Passing Lambda Expressions as Arguments

  • In fact, passing a lambda expression as an argument is a common use of lambdas. Moreover, it is a very powerful use because it gives you a way to pass executable code as an argument to a method.
  • This greatly enhances the expressive power of Java.
  • To pass a lambda expression as an argument, the type of the parameter receiving the lambda expression argument must be of a functional interface type compatible with the lambda expression.

Example:

public class PredicateDemo {
public static void main(String[] args) {
call(s -> s.startsWith("O"),"OCAJP8");
}
public static void call(Predicate <String> start, String l) {
boolean b = start.test(l)?true : false ;
System.out.println(b); // prints true
}
}

Lambda Expressions and Exceptions

  • A lambda expression can throw an exception. However, it if throws a checked exception, then that exception must be compatible with the exception(s) listed in the throws clause of the abstract method in the functional interface. Here is an example that illustrates this fact.
class NotValidString extends Exception{}
interface Sample{
void print(T t) throws NotValidString;
}
public class Test {

public static void main(String[] args) throws NotValidString {

Sample l = s->{

if(s.length()==0)
throw new NotValidString();
else
System.out.println(s);

};


l.print("OCA");
l.print(" ");

}

}

The first call to l.print(“OCA”) prints the value OCA. The second call, which passes a zero-length string , causes an NotValidString exception to be thrown. Remember, the inclusion of the throws clause in print is necessary. Without it, the program will not compile because the lambda expression will no longer be compatible with print( ).

Lambda Expressions and Variable Capture

  • Variables defined by the enclosing scope of a lambda expression are accessible within the lambda expression. For example, a lambda expression can use an instance or static variable defined by its enclosing class.
  • Thus, a lambda expression can obtain or set the value of an instance or static variable and call a method defined by its enclosing class.
  • However, when a lambda expression uses a local variable from its enclosing scope, a special situation is created that is referred to as a variable capture.
  • In this case, a lambda expression may only use local variables that are effectively final.

Saved data entries:
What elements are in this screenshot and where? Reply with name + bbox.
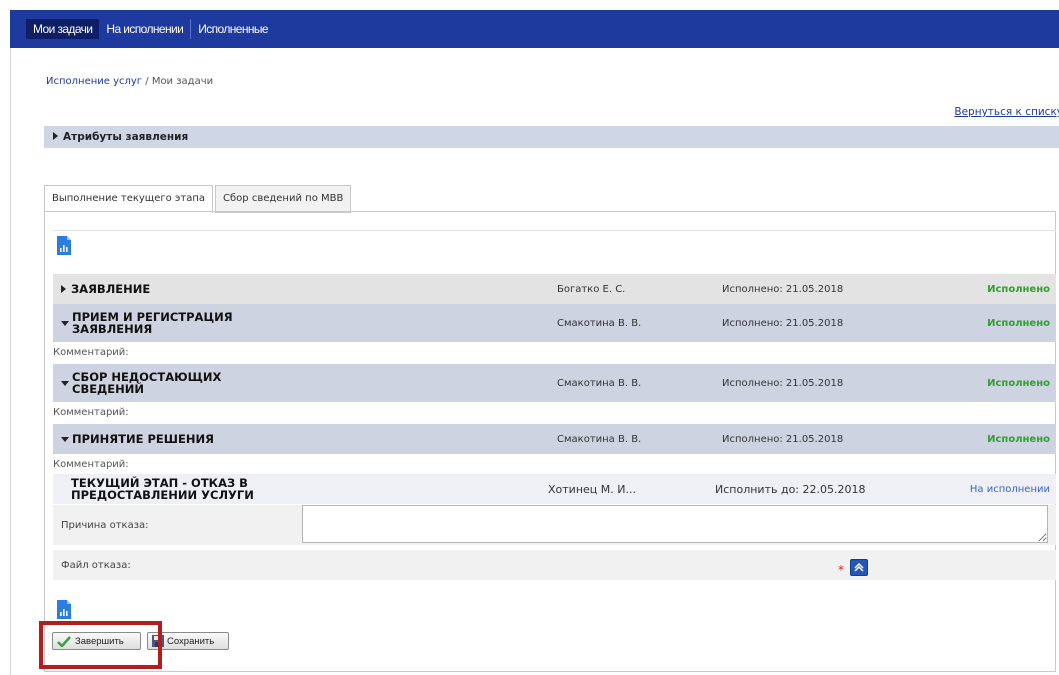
attributes-section-title: Атрибуты заявления: [63, 131, 189, 143]
current-stage-status: На исполнении: [969, 483, 1050, 495]
current-stage-name: ТЕКУЩИЙ ЭТАП - ОТКАЗ В ПРЕДОСТАВЛЕНИИ УС…: [71, 476, 254, 502]
collapse-arrow-icon: [61, 320, 69, 326]
file-row: Файл отказа:: [53, 550, 1056, 580]
stage-date: Исполнено: 21.05.2018: [722, 317, 844, 329]
stage-row[interactable]: ПРИЕМ И РЕГИСТРАЦИЯ ЗАЯВЛЕНИЯ Смакотина …: [53, 304, 1056, 342]
reason-label: Причина отказа:: [61, 519, 149, 531]
stage-status: Исполнено: [987, 433, 1050, 445]
expand-arrow-icon: [53, 132, 58, 140]
current-stage-deadline: Исполнить до: 22.05.2018: [715, 482, 866, 496]
stage-name: ПРИЕМ И РЕГИСТРАЦИЯ ЗАЯВЛЕНИЯ: [72, 310, 233, 336]
stage-date: Исполнено: 21.05.2018: [722, 433, 844, 445]
stage-status: Исполнено: [987, 377, 1050, 389]
expand-arrow-icon: [61, 285, 66, 293]
nav-tab-my-tasks[interactable]: Мои задачи: [26, 19, 100, 39]
stage-status: Исполнено: [987, 317, 1050, 329]
divider: [52, 230, 1056, 231]
stage-row[interactable]: ПРИНЯТИЕ РЕШЕНИЯ Смакотина В. В. Исполне…: [53, 424, 1056, 454]
current-stage-row: ТЕКУЩИЙ ЭТАП - ОТКАЗ В ПРЕДОСТАВЛЕНИИ УС…: [53, 474, 1056, 504]
save-button-label: Сохранить: [167, 635, 215, 647]
document-chart-icon[interactable]: [57, 236, 71, 255]
stage-comment-label: Комментарий:: [53, 347, 129, 358]
stage-row[interactable]: СБОР НЕДОСТАЮЩИХ СВЕДЕНИЙ Смакотина В. В…: [53, 364, 1056, 402]
tab-mvv-info[interactable]: Сбор сведений по МВВ: [215, 185, 352, 213]
stage-row[interactable]: ЗАЯВЛЕНИЕ Богатко Е. С. Исполнено: 21.05…: [53, 274, 1056, 304]
document-chart-icon[interactable]: [57, 600, 71, 619]
collapse-arrow-icon: [61, 380, 69, 386]
tab-current-stage[interactable]: Выполнение текущего этапа: [44, 185, 214, 213]
stage-executor: Смакотина В. В.: [557, 317, 642, 329]
stage-date: Исполнено: 21.05.2018: [722, 283, 844, 295]
breadcrumb-current: Мои задачи: [151, 76, 214, 87]
upload-button[interactable]: [850, 559, 868, 576]
breadcrumb-link-services[interactable]: Исполнение услуг: [46, 76, 142, 87]
stage-name: ПРИНЯТИЕ РЕШЕНИЯ: [72, 432, 214, 446]
stage-status: Исполнено: [987, 283, 1050, 295]
file-label: Файл отказа:: [61, 559, 131, 571]
collapse-arrow-icon: [61, 436, 69, 442]
stage-comment-label: Комментарий:: [53, 407, 129, 418]
stage-executor: Богатко Е. С.: [557, 283, 626, 295]
current-stage-executor: Хотинец М. И...: [548, 482, 636, 496]
stage-date: Исполнено: 21.05.2018: [722, 377, 844, 389]
required-mark: *: [838, 563, 844, 577]
stage-executor: Смакотина В. В.: [557, 433, 642, 445]
stage-name: СБОР НЕДОСТАЮЩИХ СВЕДЕНИЙ: [72, 370, 222, 396]
attributes-section-header[interactable]: Атрибуты заявления: [44, 126, 1059, 148]
reason-textarea[interactable]: [302, 505, 1048, 543]
stage-executor: Смакотина В. В.: [557, 377, 642, 389]
stage-comment-label: Комментарий:: [53, 459, 129, 470]
nav-tab-in-progress[interactable]: На исполнении: [99, 19, 190, 39]
back-to-list-link[interactable]: Вернуться к списку: [954, 106, 1059, 118]
highlight-annotation-box: [39, 621, 162, 669]
breadcrumb: Исполнение услуг / Мои задачи: [46, 76, 213, 87]
upload-icon: [854, 562, 864, 572]
stage-name: ЗАЯВЛЕНИЕ: [71, 282, 151, 296]
breadcrumb-separator: /: [142, 76, 152, 87]
top-navigation: Мои задачи На исполнении Исполненные: [10, 10, 1059, 48]
nav-tab-completed[interactable]: Исполненные: [191, 19, 275, 39]
content-tabs: Выполнение текущего этапа Сбор сведений …: [44, 185, 353, 213]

=== Set problem ===
Summarize the lambda expressions text in three sentences.

=== Task answer ===
A lambda expression can be passed as an argument to a method, which lets executable code be passed, as long as the receiving parameter is of a functional interface type compatible with the lambda. A lambda can throw an exception, but a checked exception must be compatible with the exceptions listed in the throws clause of the functional interface's abstract method. A lambda can access variables defined by its enclosing scope, such as instance and static variables of its enclosing class, but any local variable it uses from that scope must be effectively final.